====== SELECTED TEXT ======

Wednesday, 25 February 2015

Remember what lies beneath



Are you planning on going away on holiday soon? Perhaps to a idyllic location with beautiful white beaches and tropical waters? 

If you are, make sure you prepare fully before you go, and we are not just talking about packing sun-cream and your snazzy Hawaiian shirts. We want you to prepare mentally. 



Did you know, in 2014, over 80% of participants in our survey who visited Perhentian last year went snorkeling. That is a staggering proportion of people, and highlights the attraction the marine life has to us. I am also pretty sure that if you go on holiday to a beach location, you will be getting in the water for a swim or snorkel.

With this in mind, we would like you to take some time to consider just what lies beneath. In a coral reef ecosystem, you can find thousands of animals and species all hunkered together, working and living in balance. Some of these species, like corals, can take years to grow, living in colonies and working in symbiosis with algae, helping remove carbon from the atmosphere, and providing a home to thousands of important fish and marine species.

====== GIVEN RECORDS ======

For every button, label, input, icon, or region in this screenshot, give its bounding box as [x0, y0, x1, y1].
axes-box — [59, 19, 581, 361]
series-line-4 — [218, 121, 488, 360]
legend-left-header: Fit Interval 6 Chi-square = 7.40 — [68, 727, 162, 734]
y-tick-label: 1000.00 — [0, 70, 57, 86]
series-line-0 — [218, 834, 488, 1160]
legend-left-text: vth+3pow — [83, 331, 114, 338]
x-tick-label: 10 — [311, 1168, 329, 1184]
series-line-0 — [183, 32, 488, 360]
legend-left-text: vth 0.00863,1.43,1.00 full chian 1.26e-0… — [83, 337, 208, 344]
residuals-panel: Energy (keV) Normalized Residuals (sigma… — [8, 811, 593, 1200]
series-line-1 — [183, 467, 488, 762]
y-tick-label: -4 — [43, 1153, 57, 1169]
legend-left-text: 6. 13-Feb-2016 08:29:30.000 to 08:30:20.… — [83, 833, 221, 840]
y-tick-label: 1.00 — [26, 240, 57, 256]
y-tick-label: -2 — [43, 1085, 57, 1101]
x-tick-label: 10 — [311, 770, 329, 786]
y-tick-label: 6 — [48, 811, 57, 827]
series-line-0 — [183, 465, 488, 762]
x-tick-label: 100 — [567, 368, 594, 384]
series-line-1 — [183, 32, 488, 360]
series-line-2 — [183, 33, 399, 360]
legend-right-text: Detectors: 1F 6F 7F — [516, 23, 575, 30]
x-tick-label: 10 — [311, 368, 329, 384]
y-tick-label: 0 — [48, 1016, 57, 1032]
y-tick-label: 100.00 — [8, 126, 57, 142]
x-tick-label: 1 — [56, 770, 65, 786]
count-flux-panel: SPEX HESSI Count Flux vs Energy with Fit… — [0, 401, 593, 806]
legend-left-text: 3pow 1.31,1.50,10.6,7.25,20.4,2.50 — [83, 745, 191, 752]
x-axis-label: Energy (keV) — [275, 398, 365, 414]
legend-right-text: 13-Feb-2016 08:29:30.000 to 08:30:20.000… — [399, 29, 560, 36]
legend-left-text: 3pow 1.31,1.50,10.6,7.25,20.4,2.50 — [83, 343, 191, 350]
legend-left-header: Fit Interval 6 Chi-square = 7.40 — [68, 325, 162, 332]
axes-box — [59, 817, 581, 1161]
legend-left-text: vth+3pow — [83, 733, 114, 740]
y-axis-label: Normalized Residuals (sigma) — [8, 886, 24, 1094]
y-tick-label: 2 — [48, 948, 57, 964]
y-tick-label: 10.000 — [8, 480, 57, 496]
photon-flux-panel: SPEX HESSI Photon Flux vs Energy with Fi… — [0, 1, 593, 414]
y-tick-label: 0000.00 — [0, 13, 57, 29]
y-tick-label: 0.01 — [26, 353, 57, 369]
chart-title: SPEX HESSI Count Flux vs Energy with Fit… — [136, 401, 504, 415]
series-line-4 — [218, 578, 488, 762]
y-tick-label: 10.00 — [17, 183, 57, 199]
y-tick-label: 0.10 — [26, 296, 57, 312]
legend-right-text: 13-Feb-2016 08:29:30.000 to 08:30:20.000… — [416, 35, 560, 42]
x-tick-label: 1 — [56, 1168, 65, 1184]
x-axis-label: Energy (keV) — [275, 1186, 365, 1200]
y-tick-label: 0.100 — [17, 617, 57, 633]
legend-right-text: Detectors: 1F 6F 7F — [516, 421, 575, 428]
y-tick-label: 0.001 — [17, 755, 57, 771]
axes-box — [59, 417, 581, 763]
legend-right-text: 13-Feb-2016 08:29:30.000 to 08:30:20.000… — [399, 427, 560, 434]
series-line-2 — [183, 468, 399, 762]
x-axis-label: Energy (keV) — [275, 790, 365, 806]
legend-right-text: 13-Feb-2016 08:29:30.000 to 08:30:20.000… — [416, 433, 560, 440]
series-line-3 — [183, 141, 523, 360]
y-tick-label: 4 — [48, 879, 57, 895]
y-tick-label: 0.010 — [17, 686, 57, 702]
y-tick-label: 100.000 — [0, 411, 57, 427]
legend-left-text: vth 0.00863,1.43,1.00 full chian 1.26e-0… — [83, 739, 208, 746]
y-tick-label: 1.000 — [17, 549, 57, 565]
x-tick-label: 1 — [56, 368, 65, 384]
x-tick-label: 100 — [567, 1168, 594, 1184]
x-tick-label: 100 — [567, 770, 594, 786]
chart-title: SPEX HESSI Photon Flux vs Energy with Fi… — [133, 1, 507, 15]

======

Rewrite the holiday post between "If you are, make" and "to prepare mentally.", inclusive, replacing "sun-cream" with "sunscreen".

## TASK RESPONSE
If you are, make sure you prepare fully before you go, and we are not just talking about packing sunscreen and your snazzy Hawaiian shirts. We want you to prepare mentally.